Thanks Robert and Luke

This approach seems good to me. I am trying that , i have to include a
GroupBy to make Iterable<Rows> available to do ParDo function to do same.
Now GroupBy is a bottleneck, its working for last 2 hours and proceed only
40 GB data (still waiting for rest of 100's of GB of data).

Currently I used GroupByKey.Create()

What's recommended way to use what key to make it execute faster like same
key for all rows, vs different key for each row vs same row for a group of
keys.

Thanks
Aniruddh

On Thu, Apr 23, 2020 at 12:47 PM Luke Cwik <lc...@google.com> wrote:

> As Robert suggested, what prevents you from doing:
> ReadFromBQ -> ParDo(BatchInMemory) -> DLP
> where BatchInMemory stores elements in the @ProcessElement method in an in
> memory list and produce output every time the list is large enough with a
> final output in the @FinishBundle method?

* [MATERIAL PROVIDED]
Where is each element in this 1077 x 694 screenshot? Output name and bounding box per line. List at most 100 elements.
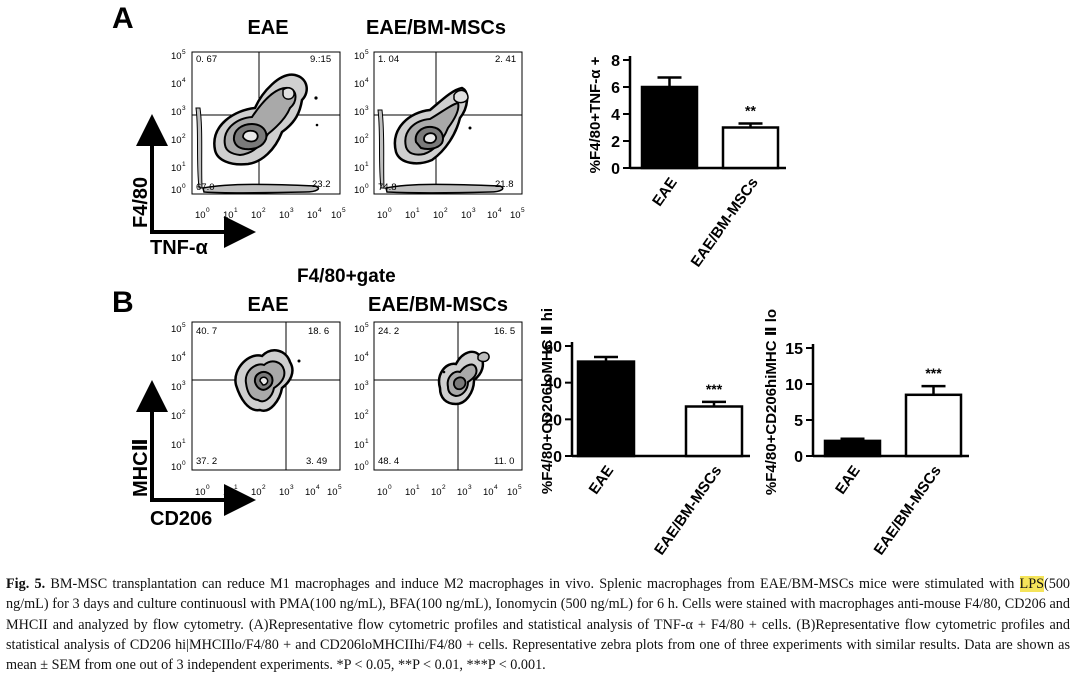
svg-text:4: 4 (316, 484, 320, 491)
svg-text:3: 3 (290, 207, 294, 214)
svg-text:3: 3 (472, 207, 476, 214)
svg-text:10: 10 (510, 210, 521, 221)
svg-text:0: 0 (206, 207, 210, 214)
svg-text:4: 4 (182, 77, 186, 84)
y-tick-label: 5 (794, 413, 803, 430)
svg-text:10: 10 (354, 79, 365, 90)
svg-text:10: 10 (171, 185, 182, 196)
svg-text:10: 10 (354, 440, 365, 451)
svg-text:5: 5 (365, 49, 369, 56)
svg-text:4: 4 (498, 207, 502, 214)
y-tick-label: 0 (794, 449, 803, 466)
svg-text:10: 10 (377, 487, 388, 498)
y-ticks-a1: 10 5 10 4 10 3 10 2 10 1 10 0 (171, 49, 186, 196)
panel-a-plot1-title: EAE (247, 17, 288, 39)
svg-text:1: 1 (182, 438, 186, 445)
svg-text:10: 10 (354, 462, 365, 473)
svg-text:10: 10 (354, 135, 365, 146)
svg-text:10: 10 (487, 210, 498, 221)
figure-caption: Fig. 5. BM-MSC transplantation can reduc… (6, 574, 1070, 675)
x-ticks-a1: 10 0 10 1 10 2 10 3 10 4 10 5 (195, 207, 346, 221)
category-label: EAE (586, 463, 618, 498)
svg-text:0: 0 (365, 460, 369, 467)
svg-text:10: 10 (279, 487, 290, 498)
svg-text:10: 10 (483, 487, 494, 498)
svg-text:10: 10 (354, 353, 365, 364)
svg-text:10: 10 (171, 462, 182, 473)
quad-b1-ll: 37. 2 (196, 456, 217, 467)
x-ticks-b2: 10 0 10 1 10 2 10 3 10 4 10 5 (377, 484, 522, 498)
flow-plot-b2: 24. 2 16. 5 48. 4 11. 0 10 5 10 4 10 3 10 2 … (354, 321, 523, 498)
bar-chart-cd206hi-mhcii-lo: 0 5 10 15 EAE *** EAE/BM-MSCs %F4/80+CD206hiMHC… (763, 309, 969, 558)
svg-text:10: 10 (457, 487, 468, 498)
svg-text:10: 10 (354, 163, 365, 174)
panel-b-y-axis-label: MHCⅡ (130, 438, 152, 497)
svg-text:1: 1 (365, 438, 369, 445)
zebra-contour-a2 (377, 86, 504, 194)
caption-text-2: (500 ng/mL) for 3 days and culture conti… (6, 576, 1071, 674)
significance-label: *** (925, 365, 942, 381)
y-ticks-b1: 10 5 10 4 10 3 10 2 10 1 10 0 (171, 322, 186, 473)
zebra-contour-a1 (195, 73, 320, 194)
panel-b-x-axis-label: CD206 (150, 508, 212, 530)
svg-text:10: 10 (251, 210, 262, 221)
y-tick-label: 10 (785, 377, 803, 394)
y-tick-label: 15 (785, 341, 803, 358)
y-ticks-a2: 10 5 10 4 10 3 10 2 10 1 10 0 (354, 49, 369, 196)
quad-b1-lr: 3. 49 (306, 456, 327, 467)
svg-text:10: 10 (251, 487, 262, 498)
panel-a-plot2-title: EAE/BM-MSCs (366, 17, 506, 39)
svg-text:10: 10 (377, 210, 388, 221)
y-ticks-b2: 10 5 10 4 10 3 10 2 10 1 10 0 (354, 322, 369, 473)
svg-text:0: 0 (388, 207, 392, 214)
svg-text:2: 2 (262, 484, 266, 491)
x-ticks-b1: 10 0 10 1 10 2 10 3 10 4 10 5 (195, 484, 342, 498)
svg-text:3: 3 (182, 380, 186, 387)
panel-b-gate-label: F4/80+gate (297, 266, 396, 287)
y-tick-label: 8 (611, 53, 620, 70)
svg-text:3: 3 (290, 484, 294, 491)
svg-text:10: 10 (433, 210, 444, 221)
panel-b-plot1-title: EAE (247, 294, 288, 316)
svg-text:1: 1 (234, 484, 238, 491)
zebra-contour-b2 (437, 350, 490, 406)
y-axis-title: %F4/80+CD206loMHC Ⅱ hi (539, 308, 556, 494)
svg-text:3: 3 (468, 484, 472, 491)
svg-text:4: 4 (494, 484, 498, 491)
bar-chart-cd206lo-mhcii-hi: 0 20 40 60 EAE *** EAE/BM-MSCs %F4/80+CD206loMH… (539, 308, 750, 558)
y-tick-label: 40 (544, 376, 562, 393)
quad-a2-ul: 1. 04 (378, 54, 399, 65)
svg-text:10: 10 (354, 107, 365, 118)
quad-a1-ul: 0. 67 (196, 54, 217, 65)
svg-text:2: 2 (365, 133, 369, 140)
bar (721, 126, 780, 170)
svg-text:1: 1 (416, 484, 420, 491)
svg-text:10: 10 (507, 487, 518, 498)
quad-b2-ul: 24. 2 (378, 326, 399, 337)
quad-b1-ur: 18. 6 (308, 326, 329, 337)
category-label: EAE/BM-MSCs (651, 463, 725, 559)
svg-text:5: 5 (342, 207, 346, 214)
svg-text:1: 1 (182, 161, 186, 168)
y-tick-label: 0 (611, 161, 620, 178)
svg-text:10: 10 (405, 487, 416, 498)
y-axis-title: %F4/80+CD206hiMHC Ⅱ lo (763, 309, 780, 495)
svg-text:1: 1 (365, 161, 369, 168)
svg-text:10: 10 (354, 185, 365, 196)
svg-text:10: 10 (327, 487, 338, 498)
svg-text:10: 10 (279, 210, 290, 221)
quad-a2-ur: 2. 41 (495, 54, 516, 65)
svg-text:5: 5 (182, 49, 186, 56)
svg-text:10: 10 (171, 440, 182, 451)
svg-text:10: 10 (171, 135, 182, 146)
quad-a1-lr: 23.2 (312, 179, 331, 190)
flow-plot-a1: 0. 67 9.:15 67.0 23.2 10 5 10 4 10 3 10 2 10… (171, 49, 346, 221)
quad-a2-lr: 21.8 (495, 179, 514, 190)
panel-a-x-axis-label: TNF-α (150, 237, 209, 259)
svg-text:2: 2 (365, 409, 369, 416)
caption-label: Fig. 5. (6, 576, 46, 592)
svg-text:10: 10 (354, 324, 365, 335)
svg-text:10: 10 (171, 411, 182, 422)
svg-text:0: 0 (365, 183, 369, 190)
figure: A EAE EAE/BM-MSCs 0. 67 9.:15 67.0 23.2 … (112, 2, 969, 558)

* [WHAT IS ASKED]
1 – In the email about GroupBy, rewrite the paragraph beginning "This approach seems good to me" as a short list that keeps its main facts.
2 – List every stage of the pipeline that Luke proposes in the email about GroupBy, in order.
3 – Continue the email about GroupBy from the point where it stops.
The items are not needed here.

* [ANSWERS TO EACH TASK]
1 –
- The suggested approach seems good, and the writer is trying it.
- A GroupBy had to be added so that Iterable<Rows> would be available to a ParDo function.
- The GroupBy is now a bottleneck.
- After about 2 hours, it has processed only 40 GB.
- Hundreds of GB of data are still waiting.

2 –
- ReadFromBQ
- ParDo(BatchInMemory)
- DLP

3 –
>
> On Thu, Apr 23, 2020 at 9:42 AM Aniruddh Sharma <asharma...@gmail.com>
> wrote:
>
>> Hi Luke
>>
>> Sorry forgot to mention the functions. Dataflow adds following function
>> and ["PartitionKeys", new GroupByKeyAndSortValuesOnly] this is super slow,
>> How to choose keys to make it faster ?
>>
>>  .apply("ReifyWindows", ParDo.of(new ReifyWindowedValueFn<>()))
>>           .setCoder(
>>               KvCoder.of(
>>                   keyCoder,
>>                   KvCoder.of(InstantCoder.of(),
>> WindowedValue.getFullCoder(kvCoder, windowCoder))))
>>
>>           // Group by key and sort by timestamp, dropping windows as they
>> are reified
>>           .apply("PartitionKeys", new GroupByKeyAndSortValuesOnly<>())
>>
>>           // The GBKO sets the windowing strategy to the global default
>>           .setWindowingStrategyInternal(inputWindowingStrategy);
>>
>> THanks
>> ANiruddh
>>
>> On 2020/04/23 16:35:58, Aniruddh Sharma <asharma...@gmail.com> wrote:
>> > Thanks Luke for your response.
>> >
>> > My use case is following.
>> > a) I read data from BQ (TableRow)
>> > b) Convert it into (Table.Row) for DLP calls.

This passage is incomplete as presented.